- _Dataset items_:
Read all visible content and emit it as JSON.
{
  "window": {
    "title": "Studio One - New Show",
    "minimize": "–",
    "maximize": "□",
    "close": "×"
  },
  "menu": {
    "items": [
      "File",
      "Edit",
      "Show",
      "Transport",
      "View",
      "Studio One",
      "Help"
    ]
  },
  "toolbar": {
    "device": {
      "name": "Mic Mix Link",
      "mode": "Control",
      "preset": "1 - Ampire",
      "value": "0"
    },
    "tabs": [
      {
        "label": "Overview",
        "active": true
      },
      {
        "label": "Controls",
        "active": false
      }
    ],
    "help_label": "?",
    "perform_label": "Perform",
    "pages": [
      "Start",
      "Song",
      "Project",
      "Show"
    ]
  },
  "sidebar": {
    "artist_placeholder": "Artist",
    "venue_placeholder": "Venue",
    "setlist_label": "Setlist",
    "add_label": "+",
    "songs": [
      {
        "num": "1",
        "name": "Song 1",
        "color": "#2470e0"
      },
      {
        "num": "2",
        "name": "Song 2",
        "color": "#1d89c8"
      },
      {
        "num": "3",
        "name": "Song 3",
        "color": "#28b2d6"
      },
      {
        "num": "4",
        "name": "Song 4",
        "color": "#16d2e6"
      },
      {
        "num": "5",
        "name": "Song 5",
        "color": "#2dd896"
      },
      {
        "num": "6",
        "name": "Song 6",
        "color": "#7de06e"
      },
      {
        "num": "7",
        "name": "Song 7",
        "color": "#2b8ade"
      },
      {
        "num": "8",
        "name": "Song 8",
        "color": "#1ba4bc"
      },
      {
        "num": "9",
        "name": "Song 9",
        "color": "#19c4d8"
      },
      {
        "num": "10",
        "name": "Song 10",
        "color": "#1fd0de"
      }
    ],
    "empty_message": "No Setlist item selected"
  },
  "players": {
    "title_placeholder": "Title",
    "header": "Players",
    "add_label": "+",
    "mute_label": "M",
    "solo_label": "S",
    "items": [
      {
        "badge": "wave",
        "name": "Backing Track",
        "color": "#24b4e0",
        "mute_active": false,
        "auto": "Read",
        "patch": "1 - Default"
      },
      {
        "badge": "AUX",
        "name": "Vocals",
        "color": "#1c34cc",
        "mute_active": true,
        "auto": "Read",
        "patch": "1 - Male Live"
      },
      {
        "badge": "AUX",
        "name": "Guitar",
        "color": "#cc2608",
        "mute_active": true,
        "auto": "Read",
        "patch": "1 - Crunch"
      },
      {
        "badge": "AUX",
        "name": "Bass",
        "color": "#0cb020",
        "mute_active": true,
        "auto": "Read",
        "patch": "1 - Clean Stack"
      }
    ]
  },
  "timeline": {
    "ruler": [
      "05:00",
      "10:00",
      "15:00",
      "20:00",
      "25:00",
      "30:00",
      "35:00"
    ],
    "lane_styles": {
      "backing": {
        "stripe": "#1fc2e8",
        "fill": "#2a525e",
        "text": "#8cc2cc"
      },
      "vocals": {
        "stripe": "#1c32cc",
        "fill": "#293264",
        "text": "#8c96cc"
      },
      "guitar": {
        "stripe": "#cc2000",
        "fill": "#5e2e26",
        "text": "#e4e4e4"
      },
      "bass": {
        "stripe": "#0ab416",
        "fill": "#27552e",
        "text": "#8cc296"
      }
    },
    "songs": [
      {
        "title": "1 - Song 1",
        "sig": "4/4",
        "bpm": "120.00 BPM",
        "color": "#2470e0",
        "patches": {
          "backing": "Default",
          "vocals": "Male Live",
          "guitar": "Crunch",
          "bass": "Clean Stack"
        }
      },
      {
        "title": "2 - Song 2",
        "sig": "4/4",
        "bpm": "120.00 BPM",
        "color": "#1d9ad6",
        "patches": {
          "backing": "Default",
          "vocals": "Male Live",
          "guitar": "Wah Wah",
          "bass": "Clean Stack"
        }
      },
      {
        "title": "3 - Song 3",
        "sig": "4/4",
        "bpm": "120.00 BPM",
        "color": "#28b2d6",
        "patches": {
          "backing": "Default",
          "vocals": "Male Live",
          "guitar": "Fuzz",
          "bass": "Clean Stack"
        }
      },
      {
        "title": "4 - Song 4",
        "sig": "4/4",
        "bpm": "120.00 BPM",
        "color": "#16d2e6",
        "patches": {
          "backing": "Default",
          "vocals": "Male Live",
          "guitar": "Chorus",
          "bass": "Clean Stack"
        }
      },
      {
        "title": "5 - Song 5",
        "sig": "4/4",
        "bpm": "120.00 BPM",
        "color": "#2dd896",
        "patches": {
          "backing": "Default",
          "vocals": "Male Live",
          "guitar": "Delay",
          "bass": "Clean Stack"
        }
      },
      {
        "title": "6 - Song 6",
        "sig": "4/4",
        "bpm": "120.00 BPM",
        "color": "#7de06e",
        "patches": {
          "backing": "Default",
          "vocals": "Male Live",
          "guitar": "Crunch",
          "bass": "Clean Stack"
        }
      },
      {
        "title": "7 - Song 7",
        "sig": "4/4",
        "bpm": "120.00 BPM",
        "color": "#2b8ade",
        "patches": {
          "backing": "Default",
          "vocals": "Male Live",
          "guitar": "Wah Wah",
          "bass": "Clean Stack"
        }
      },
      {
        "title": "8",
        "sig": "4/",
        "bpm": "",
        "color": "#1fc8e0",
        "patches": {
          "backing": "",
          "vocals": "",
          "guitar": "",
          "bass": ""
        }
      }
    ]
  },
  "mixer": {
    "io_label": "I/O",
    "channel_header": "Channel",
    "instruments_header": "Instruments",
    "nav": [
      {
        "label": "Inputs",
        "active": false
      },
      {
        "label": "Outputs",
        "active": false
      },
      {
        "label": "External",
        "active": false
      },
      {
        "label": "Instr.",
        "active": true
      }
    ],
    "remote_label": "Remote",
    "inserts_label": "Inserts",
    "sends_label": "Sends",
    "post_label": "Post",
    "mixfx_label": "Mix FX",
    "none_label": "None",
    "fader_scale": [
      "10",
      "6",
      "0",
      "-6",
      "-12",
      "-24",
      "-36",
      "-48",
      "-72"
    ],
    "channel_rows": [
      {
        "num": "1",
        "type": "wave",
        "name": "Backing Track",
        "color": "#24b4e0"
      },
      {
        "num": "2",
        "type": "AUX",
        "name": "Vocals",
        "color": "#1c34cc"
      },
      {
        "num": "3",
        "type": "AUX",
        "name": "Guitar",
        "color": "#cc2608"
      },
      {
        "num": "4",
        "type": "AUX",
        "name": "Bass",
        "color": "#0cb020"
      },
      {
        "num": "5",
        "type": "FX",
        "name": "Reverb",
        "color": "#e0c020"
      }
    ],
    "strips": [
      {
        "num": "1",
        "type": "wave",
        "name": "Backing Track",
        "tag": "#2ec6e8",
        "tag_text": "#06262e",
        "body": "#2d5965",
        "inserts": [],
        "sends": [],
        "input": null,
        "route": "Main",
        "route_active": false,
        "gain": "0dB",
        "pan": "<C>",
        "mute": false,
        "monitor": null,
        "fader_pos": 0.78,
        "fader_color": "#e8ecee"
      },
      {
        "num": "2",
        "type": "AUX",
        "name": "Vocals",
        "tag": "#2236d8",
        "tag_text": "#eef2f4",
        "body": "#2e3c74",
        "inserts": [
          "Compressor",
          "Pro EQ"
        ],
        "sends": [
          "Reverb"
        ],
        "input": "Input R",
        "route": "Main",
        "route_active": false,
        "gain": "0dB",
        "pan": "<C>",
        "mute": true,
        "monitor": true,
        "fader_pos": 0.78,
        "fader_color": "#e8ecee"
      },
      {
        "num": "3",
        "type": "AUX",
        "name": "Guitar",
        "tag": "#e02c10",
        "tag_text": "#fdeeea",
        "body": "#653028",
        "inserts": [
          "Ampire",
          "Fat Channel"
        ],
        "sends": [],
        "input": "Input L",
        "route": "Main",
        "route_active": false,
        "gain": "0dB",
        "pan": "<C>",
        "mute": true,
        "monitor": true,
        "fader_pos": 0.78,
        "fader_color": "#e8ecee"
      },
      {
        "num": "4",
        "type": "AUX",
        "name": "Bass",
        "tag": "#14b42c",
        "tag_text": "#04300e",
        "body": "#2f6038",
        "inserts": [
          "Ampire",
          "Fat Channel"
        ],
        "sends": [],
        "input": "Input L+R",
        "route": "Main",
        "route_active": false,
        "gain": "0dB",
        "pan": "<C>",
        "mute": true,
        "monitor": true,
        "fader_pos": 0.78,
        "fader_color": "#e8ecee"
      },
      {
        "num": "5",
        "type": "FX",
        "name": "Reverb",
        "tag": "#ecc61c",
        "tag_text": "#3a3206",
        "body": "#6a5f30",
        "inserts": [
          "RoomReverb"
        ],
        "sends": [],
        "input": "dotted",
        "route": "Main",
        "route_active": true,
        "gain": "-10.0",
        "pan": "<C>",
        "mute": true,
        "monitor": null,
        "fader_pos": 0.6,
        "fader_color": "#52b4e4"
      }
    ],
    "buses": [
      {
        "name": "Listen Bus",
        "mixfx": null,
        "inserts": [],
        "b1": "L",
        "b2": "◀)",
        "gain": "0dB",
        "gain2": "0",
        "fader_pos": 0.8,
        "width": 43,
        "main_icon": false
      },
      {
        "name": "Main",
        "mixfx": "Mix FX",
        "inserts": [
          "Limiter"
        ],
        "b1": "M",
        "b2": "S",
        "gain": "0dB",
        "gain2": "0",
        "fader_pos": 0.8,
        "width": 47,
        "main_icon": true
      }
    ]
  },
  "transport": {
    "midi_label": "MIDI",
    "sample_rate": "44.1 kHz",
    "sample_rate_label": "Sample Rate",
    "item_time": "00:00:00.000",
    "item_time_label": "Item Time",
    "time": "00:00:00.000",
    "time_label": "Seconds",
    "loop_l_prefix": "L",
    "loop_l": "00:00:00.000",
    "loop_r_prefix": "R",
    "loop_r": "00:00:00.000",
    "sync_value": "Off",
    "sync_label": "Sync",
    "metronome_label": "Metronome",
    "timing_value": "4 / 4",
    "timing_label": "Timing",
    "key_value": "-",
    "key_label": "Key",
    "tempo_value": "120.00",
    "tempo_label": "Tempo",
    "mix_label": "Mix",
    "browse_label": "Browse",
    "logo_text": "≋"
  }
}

- _Problem description_:
Which lines above hold the word "null"? Copy each of them.

- _Expected output_:
        "input": null,
        "monitor": null,
        "monitor": null,
        "mixfx": null,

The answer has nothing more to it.